* _PROBLEM DETAILS_
Give back each entry unchanged, minus pictures.

* _RECORDED INFORMATION_
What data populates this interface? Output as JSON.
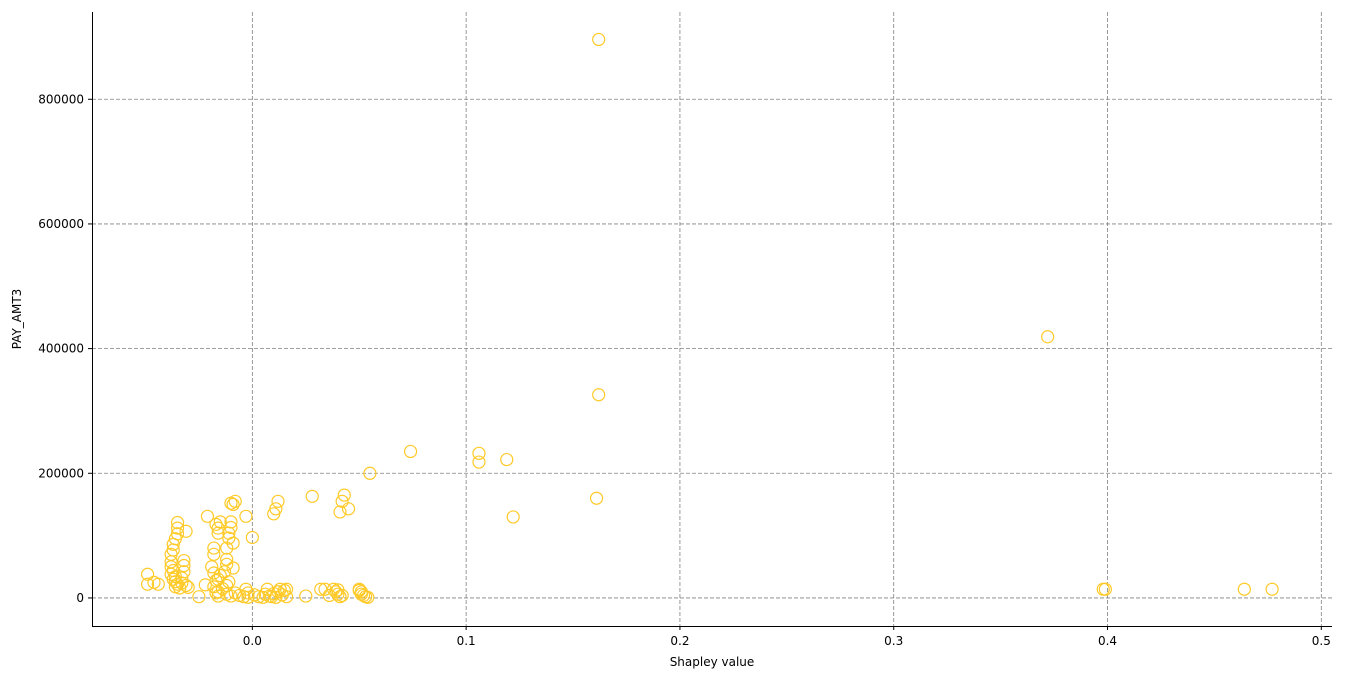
{
  "chart_data": {
    "type": "scatter",
    "title": "",
    "xlabel": "Shapley value",
    "ylabel": "PAY_AMT3",
    "xlim": [
      -0.075,
      0.505
    ],
    "ylim": [
      -45000,
      940000
    ],
    "x_ticks": [
      0.0,
      0.1,
      0.2,
      0.3,
      0.4,
      0.5
    ],
    "x_tick_labels": [
      "0.0",
      "0.1",
      "0.2",
      "0.3",
      "0.4",
      "0.5"
    ],
    "y_ticks": [
      0,
      200000,
      400000,
      600000,
      800000
    ],
    "y_tick_labels": [
      "0",
      "200000",
      "400000",
      "600000",
      "800000"
    ],
    "grid": true,
    "marker_color": "#FFCA28",
    "points": [
      [
        0.162,
        896000
      ],
      [
        0.372,
        419000
      ],
      [
        0.162,
        326000
      ],
      [
        0.074,
        235000
      ],
      [
        0.106,
        232000
      ],
      [
        0.106,
        218000
      ],
      [
        0.119,
        222000
      ],
      [
        0.122,
        130000
      ],
      [
        0.161,
        160000
      ],
      [
        0.055,
        200000
      ],
      [
        0.043,
        165000
      ],
      [
        0.042,
        155000
      ],
      [
        0.041,
        138000
      ],
      [
        0.045,
        143000
      ],
      [
        0.028,
        163000
      ],
      [
        0.012,
        155000
      ],
      [
        0.011,
        143000
      ],
      [
        0.01,
        135000
      ],
      [
        0.0,
        97000
      ],
      [
        -0.003,
        131000
      ],
      [
        -0.008,
        155000
      ],
      [
        -0.009,
        150000
      ],
      [
        -0.01,
        152000
      ],
      [
        -0.021,
        131000
      ],
      [
        -0.035,
        121000
      ],
      [
        -0.035,
        112000
      ],
      [
        -0.035,
        103000
      ],
      [
        -0.036,
        95000
      ],
      [
        -0.037,
        86000
      ],
      [
        -0.037,
        77000
      ],
      [
        -0.038,
        70000
      ],
      [
        -0.031,
        107000
      ],
      [
        -0.017,
        118000
      ],
      [
        -0.016,
        112000
      ],
      [
        -0.016,
        104000
      ],
      [
        -0.015,
        122000
      ],
      [
        -0.01,
        122000
      ],
      [
        -0.01,
        113000
      ],
      [
        -0.011,
        104000
      ],
      [
        -0.011,
        96000
      ],
      [
        -0.009,
        88000
      ],
      [
        -0.012,
        80000
      ],
      [
        -0.018,
        80000
      ],
      [
        -0.018,
        70000
      ],
      [
        -0.012,
        62000
      ],
      [
        -0.012,
        54000
      ],
      [
        -0.009,
        48000
      ],
      [
        -0.013,
        42000
      ],
      [
        -0.015,
        36000
      ],
      [
        -0.016,
        30000
      ],
      [
        -0.011,
        26000
      ],
      [
        -0.012,
        20000
      ],
      [
        -0.014,
        15000
      ],
      [
        -0.016,
        10000
      ],
      [
        -0.012,
        6000
      ],
      [
        -0.01,
        3000
      ],
      [
        -0.008,
        8000
      ],
      [
        -0.006,
        4000
      ],
      [
        -0.004,
        2000
      ],
      [
        -0.002,
        1000
      ],
      [
        -0.019,
        50000
      ],
      [
        -0.018,
        40000
      ],
      [
        -0.017,
        28000
      ],
      [
        -0.018,
        18000
      ],
      [
        -0.017,
        8000
      ],
      [
        -0.016,
        3000
      ],
      [
        -0.022,
        21000
      ],
      [
        -0.025,
        2000
      ],
      [
        -0.038,
        58000
      ],
      [
        -0.038,
        50000
      ],
      [
        -0.037,
        44000
      ],
      [
        -0.038,
        38000
      ],
      [
        -0.036,
        34000
      ],
      [
        -0.037,
        30000
      ],
      [
        -0.036,
        26000
      ],
      [
        -0.035,
        22000
      ],
      [
        -0.036,
        18000
      ],
      [
        -0.034,
        16000
      ],
      [
        -0.033,
        24000
      ],
      [
        -0.033,
        32000
      ],
      [
        -0.032,
        42000
      ],
      [
        -0.032,
        52000
      ],
      [
        -0.032,
        60000
      ],
      [
        -0.031,
        20000
      ],
      [
        -0.03,
        17000
      ],
      [
        -0.049,
        38000
      ],
      [
        -0.049,
        22000
      ],
      [
        -0.046,
        25000
      ],
      [
        -0.044,
        22000
      ],
      [
        -0.003,
        14000
      ],
      [
        -0.002,
        8000
      ],
      [
        0.001,
        5000
      ],
      [
        0.003,
        2000
      ],
      [
        0.005,
        1000
      ],
      [
        0.006,
        6000
      ],
      [
        0.007,
        14000
      ],
      [
        0.008,
        3000
      ],
      [
        0.009,
        2000
      ],
      [
        0.01,
        7000
      ],
      [
        0.011,
        1000
      ],
      [
        0.012,
        10000
      ],
      [
        0.013,
        14000
      ],
      [
        0.014,
        5000
      ],
      [
        0.015,
        12000
      ],
      [
        0.016,
        2000
      ],
      [
        0.016,
        14000
      ],
      [
        0.025,
        3000
      ],
      [
        0.032,
        14000
      ],
      [
        0.034,
        14000
      ],
      [
        0.036,
        4000
      ],
      [
        0.038,
        14000
      ],
      [
        0.039,
        10000
      ],
      [
        0.04,
        6000
      ],
      [
        0.041,
        2000
      ],
      [
        0.042,
        4000
      ],
      [
        0.04,
        13000
      ],
      [
        0.05,
        14000
      ],
      [
        0.051,
        10000
      ],
      [
        0.051,
        6000
      ],
      [
        0.052,
        4000
      ],
      [
        0.053,
        2000
      ],
      [
        0.054,
        1000
      ],
      [
        0.05,
        12000
      ],
      [
        0.398,
        14000
      ],
      [
        0.399,
        14000
      ],
      [
        0.464,
        14000
      ],
      [
        0.477,
        14000
      ]
    ]
  }
}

* _TASK OUTPUT_
What data populates this interface? Output as JSON.
{
  "chart_data": {
    "type": "scatter",
    "title": "",
    "xlabel": "Shapley value",
    "ylabel": "PAY_AMT3",
    "xlim": [
      -0.075,
      0.505
    ],
    "ylim": [
      -45000,
      940000
    ],
    "x_ticks": [
      0.0,
      0.1,
      0.2,
      0.3,
      0.4,
      0.5
    ],
    "x_tick_labels": [
      "0.0",
      "0.1",
      "0.2",
      "0.3",
      "0.4",
      "0.5"
    ],
    "y_ticks": [
      0,
      200000,
      400000,
      600000,
      800000
    ],
    "y_tick_labels": [
      "0",
      "200000",
      "400000",
      "600000",
      "800000"
    ],
    "grid": true,
    "marker_color": "#FFCA28",
    "points": [
      [
        0.162,
        896000
      ],
      [
        0.372,
        419000
      ],
      [
        0.162,
        326000
      ],
      [
        0.074,
        235000
      ],
      [
        0.106,
        232000
      ],
      [
        0.106,
        218000
      ],
      [
        0.119,
        222000
      ],
      [
        0.122,
        130000
      ],
      [
        0.161,
        160000
      ],
      [
        0.055,
        200000
      ],
      [
        0.043,
        165000
      ],
      [
        0.042,
        155000
      ],
      [
        0.041,
        138000
      ],
      [
        0.045,
        143000
      ],
      [
        0.028,
        163000
      ],
      [
        0.012,
        155000
      ],
      [
        0.011,
        143000
      ],
      [
        0.01,
        135000
      ],
      [
        0.0,
        97000
      ],
      [
        -0.003,
        131000
      ],
      [
        -0.008,
        155000
      ],
      [
        -0.009,
        150000
      ],
      [
        -0.01,
        152000
      ],
      [
        -0.021,
        131000
      ],
      [
        -0.035,
        121000
      ],
      [
        -0.035,
        112000
      ],
      [
        -0.035,
        103000
      ],
      [
        -0.036,
        95000
      ],
      [
        -0.037,
        86000
      ],
      [
        -0.037,
        77000
      ],
      [
        -0.038,
        70000
      ],
      [
        -0.031,
        107000
      ],
      [
        -0.017,
        118000
      ],
      [
        -0.016,
        112000
      ],
      [
        -0.016,
        104000
      ],
      [
        -0.015,
        122000
      ],
      [
        -0.01,
        122000
      ],
      [
        -0.01,
        113000
      ],
      [
        -0.011,
        104000
      ],
      [
        -0.011,
        96000
      ],
      [
        -0.009,
        88000
      ],
      [
        -0.012,
        80000
      ],
      [
        -0.018,
        80000
      ],
      [
        -0.018,
        70000
      ],
      [
        -0.012,
        62000
      ],
      [
        -0.012,
        54000
      ],
      [
        -0.009,
        48000
      ],
      [
        -0.013,
        42000
      ],
      [
        -0.015,
        36000
      ],
      [
        -0.016,
        30000
      ],
      [
        -0.011,
        26000
      ],
      [
        -0.012,
        20000
      ],
      [
        -0.014,
        15000
      ],
      [
        -0.016,
        10000
      ],
      [
        -0.012,
        6000
      ],
      [
        -0.01,
        3000
      ],
      [
        -0.008,
        8000
      ],
      [
        -0.006,
        4000
      ],
      [
        -0.004,
        2000
      ],
      [
        -0.002,
        1000
      ],
      [
        -0.019,
        50000
      ],
      [
        -0.018,
        40000
      ],
      [
        -0.017,
        28000
      ],
      [
        -0.018,
        18000
      ],
      [
        -0.017,
        8000
      ],
      [
        -0.016,
        3000
      ],
      [
        -0.022,
        21000
      ],
      [
        -0.025,
        2000
      ],
      [
        -0.038,
        58000
      ],
      [
        -0.038,
        50000
      ],
      [
        -0.037,
        44000
      ],
      [
        -0.038,
        38000
      ],
      [
        -0.036,
        34000
      ],
      [
        -0.037,
        30000
      ],
      [
        -0.036,
        26000
      ],
      [
        -0.035,
        22000
      ],
      [
        -0.036,
        18000
      ],
      [
        -0.034,
        16000
      ],
      [
        -0.033,
        24000
      ],
      [
        -0.033,
        32000
      ],
      [
        -0.032,
        42000
      ],
      [
        -0.032,
        52000
      ],
      [
        -0.032,
        60000
      ],
      [
        -0.031,
        20000
      ],
      [
        -0.03,
        17000
      ],
      [
        -0.049,
        38000
      ],
      [
        -0.049,
        22000
      ],
      [
        -0.046,
        25000
      ],
      [
        -0.044,
        22000
      ],
      [
        -0.003,
        14000
      ],
      [
        -0.002,
        8000
      ],
      [
        0.001,
        5000
      ],
      [
        0.003,
        2000
      ],
      [
        0.005,
        1000
      ],
      [
        0.006,
        6000
      ],
      [
        0.007,
        14000
      ],
      [
        0.008,
        3000
      ],
      [
        0.009,
        2000
      ],
      [
        0.01,
        7000
      ],
      [
        0.011,
        1000
      ],
      [
        0.012,
        10000
      ],
      [
        0.013,
        14000
      ],
      [
        0.014,
        5000
      ],
      [
        0.015,
        12000
      ],
      [
        0.016,
        2000
      ],
      [
        0.016,
        14000
      ],
      [
        0.025,
        3000
      ],
      [
        0.032,
        14000
      ],
      [
        0.034,
        14000
      ],
      [
        0.036,
        4000
      ],
      [
        0.038,
        14000
      ],
      [
        0.039,
        10000
      ],
      [
        0.04,
        6000
      ],
      [
        0.041,
        2000
      ],
      [
        0.042,
        4000
      ],
      [
        0.04,
        13000
      ],
      [
        0.05,
        14000
      ],
      [
        0.051,
        10000
      ],
      [
        0.051,
        6000
      ],
      [
        0.052,
        4000
      ],
      [
        0.053,
        2000
      ],
      [
        0.054,
        1000
      ],
      [
        0.05,
        12000
      ],
      [
        0.398,
        14000
      ],
      [
        0.399,
        14000
      ],
      [
        0.464,
        14000
      ],
      [
        0.477,
        14000
      ]
    ]
  }
}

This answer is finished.